[Extracted data entries]
☆ ☆ ☆ ☆ ☆ ☆ ☆
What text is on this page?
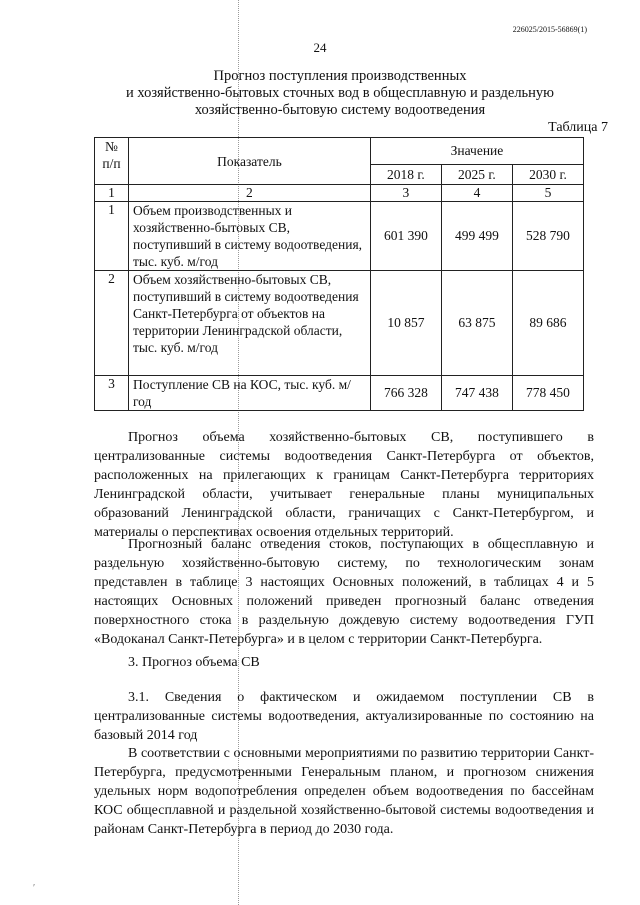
226025/2015-56869(1)
24
Прогноз поступления производственных
и хозяйственно-бытовых сточных вод в общесплавную и раздельную
хозяйственно-бытовую систему водоотведения
Таблица 7
№
п/п	Показатель	Значение		
		2018 г.	2025 г.	2030 г.
1	2	3	4	5
1	Объем производственных и хозяйственно-бытовых СВ, поступивший в систему водоотведения, тыс. куб. м/год	601 390	499 499	528 790
2	Объем хозяйственно-бытовых СВ, поступивший в систему водоотведения Санкт-Петербурга от объектов на территории Ленинградской области, тыс. куб. м/год	10 857	63 875	89 686
3	Поступление СВ на КОС, тыс. куб. м/год	766 328	747 438	778 450

Прогноз объема хозяйственно-бытовых СВ, поступившего в централизованные системы водоотведения Санкт-Петербурга от объектов, расположенных на прилегающих к границам Санкт-Петербурга территориях Ленинградской области, учитывает генеральные планы муниципальных образований Ленинградской области, граничащих с Санкт-Петербургом, и материалы о перспективах освоения отдельных территорий.

Прогнозный баланс отведения стоков, поступающих в общесплавную и раздельную хозяйственно-бытовую систему, по технологическим зонам представлен в таблице 3 настоящих Основных положений, в таблицах 4 и 5 настоящих Основных положений приведен прогнозный баланс отведения поверхностного стока в раздельную дождевую систему водоотведения ГУП «Водоканал Санкт-Петербурга» и в целом с территории Санкт-Петербурга.

3. Прогноз объема СВ

3.1. Сведения о фактическом и ожидаемом поступлении СВ в централизованные системы водоотведения, актуализированные по состоянию на базовый 2014 год

В соответствии с основными мероприятиями по развитию территории Санкт-Петербурга, предусмотренными Генеральным планом, и прогнозом снижения удельных норм водопотребления определен объем водоотведения по бассейнам КОС общесплавной и раздельной хозяйственно-бытовой системы водоотведения и районам Санкт-Петербурга в период до 2030 года.

ʹ
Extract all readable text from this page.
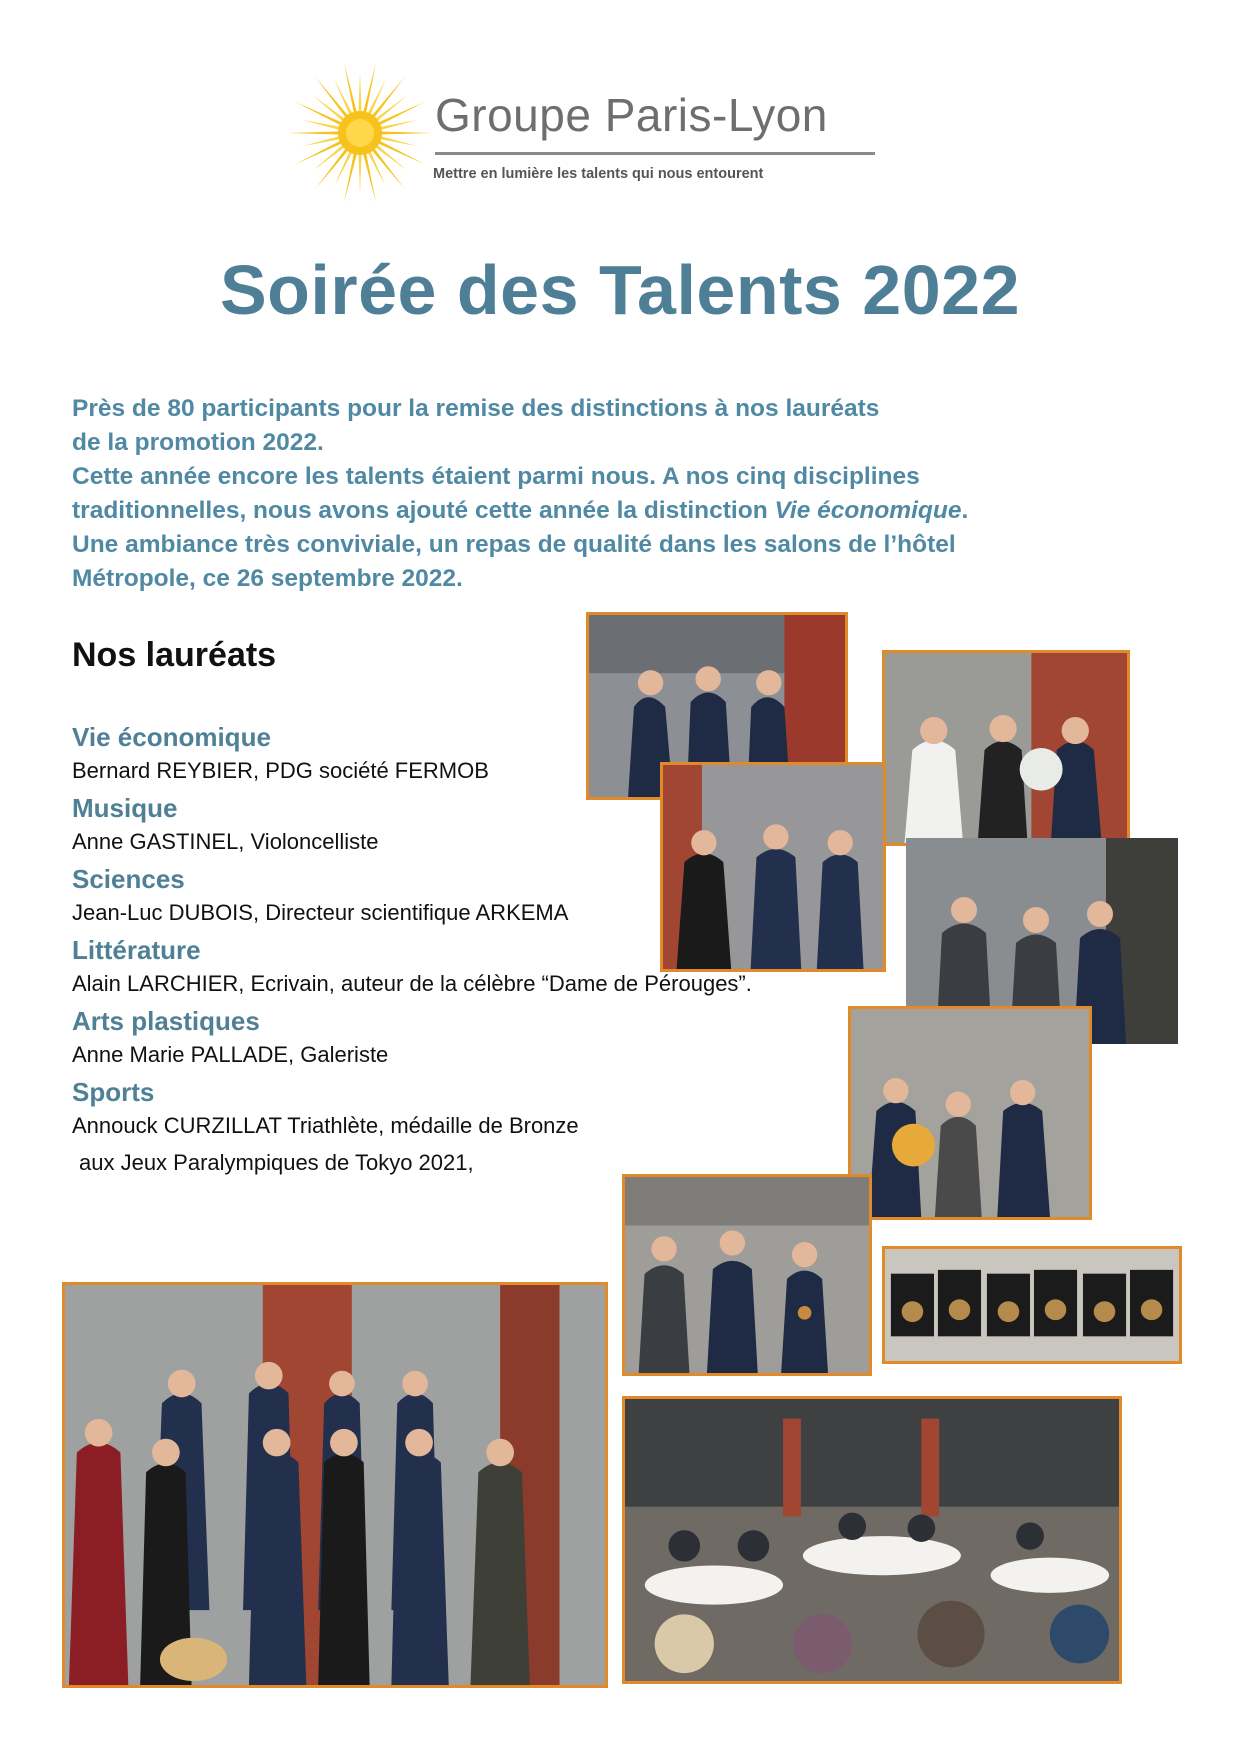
Groupe Paris-Lyon
Mettre en lumière les talents qui nous entourent
Soirée des Talents 2022

Près de 80 participants pour la remise des distinctions à nos lauréats

de la promotion 2022.

Cette année encore les talents étaient parmi nous. A nos cinq disciplines

traditionnelles, nous avons ajouté cette année la distinction Vie économique.

Une ambiance très conviviale, un repas de qualité dans les salons de l’hôtel

Métropole, ce 26 septembre 2022.

Nos lauréats
Vie économique
Bernard REYBIER, PDG société FERMOB
Musique
Anne GASTINEL, Violoncelliste
Sciences
Jean-Luc DUBOIS, Directeur scientifique ARKEMA
Littérature
Alain LARCHIER, Ecrivain, auteur de la célèbre “Dame de Pérouges”.
Arts plastiques
Anne Marie PALLADE, Galeriste
Sports
Annouck CURZILLAT Triathlète, médaille de Bronze
aux Jeux Paralympiques de Tokyo 2021,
☆ ☆ ☆ ☆ ☆ ☆ ☆
Transcribe the full listing above exactly, with the images removed.

• The output:
What text is on this page?
226025/2015-56869(1)
24
Прогноз поступления производственных
и хозяйственно-бытовых сточных вод в общесплавную и раздельную
хозяйственно-бытовую систему водоотведения
Таблица 7
№
п/п	Показатель	Значение		
		2018 г.	2025 г.	2030 г.
1	2	3	4	5
1	Объем производственных и хозяйственно-бытовых СВ, поступивший в систему водоотведения, тыс. куб. м/год	601 390	499 499	528 790
2	Объем хозяйственно-бытовых СВ, поступивший в систему водоотведения Санкт-Петербурга от объектов на территории Ленинградской области, тыс. куб. м/год	10 857	63 875	89 686
3	Поступление СВ на КОС, тыс. куб. м/год	766 328	747 438	778 450

Прогноз объема хозяйственно-бытовых СВ, поступившего в централизованные системы водоотведения Санкт-Петербурга от объектов, расположенных на прилегающих к границам Санкт-Петербурга территориях Ленинградской области, учитывает генеральные планы муниципальных образований Ленинградской области, граничащих с Санкт-Петербургом, и материалы о перспективах освоения отдельных территорий.

Прогнозный баланс отведения стоков, поступающих в общесплавную и раздельную хозяйственно-бытовую систему, по технологическим зонам представлен в таблице 3 настоящих Основных положений, в таблицах 4 и 5 настоящих Основных положений приведен прогнозный баланс отведения поверхностного стока в раздельную дождевую систему водоотведения ГУП «Водоканал Санкт-Петербурга» и в целом с территории Санкт-Петербурга.

3. Прогноз объема СВ

3.1. Сведения о фактическом и ожидаемом поступлении СВ в централизованные системы водоотведения, актуализированные по состоянию на базовый 2014 год

В соответствии с основными мероприятиями по развитию территории Санкт-Петербурга, предусмотренными Генеральным планом, и прогнозом снижения удельных норм водопотребления определен объем водоотведения по бассейнам КОС общесплавной и раздельной хозяйственно-бытовой системы водоотведения и районам Санкт-Петербурга в период до 2030 года.

ʹ
Extract all readable text from this page.
Groupe Paris-Lyon
Mettre en lumière les talents qui nous entourent
Soirée des Talents 2022

Près de 80 participants pour la remise des distinctions à nos lauréats

de la promotion 2022.

Cette année encore les talents étaient parmi nous. A nos cinq disciplines

traditionnelles, nous avons ajouté cette année la distinction Vie économique.

Une ambiance très conviviale, un repas de qualité dans les salons de l’hôtel

Métropole, ce 26 septembre 2022.

Nos lauréats
Vie économique
Bernard REYBIER, PDG société FERMOB
Musique
Anne GASTINEL, Violoncelliste
Sciences
Jean-Luc DUBOIS, Directeur scientifique ARKEMA
Littérature
Alain LARCHIER, Ecrivain, auteur de la célèbre “Dame de Pérouges”.
Arts plastiques
Anne Marie PALLADE, Galeriste
Sports
Annouck CURZILLAT Triathlète, médaille de Bronze
aux Jeux Paralympiques de Tokyo 2021,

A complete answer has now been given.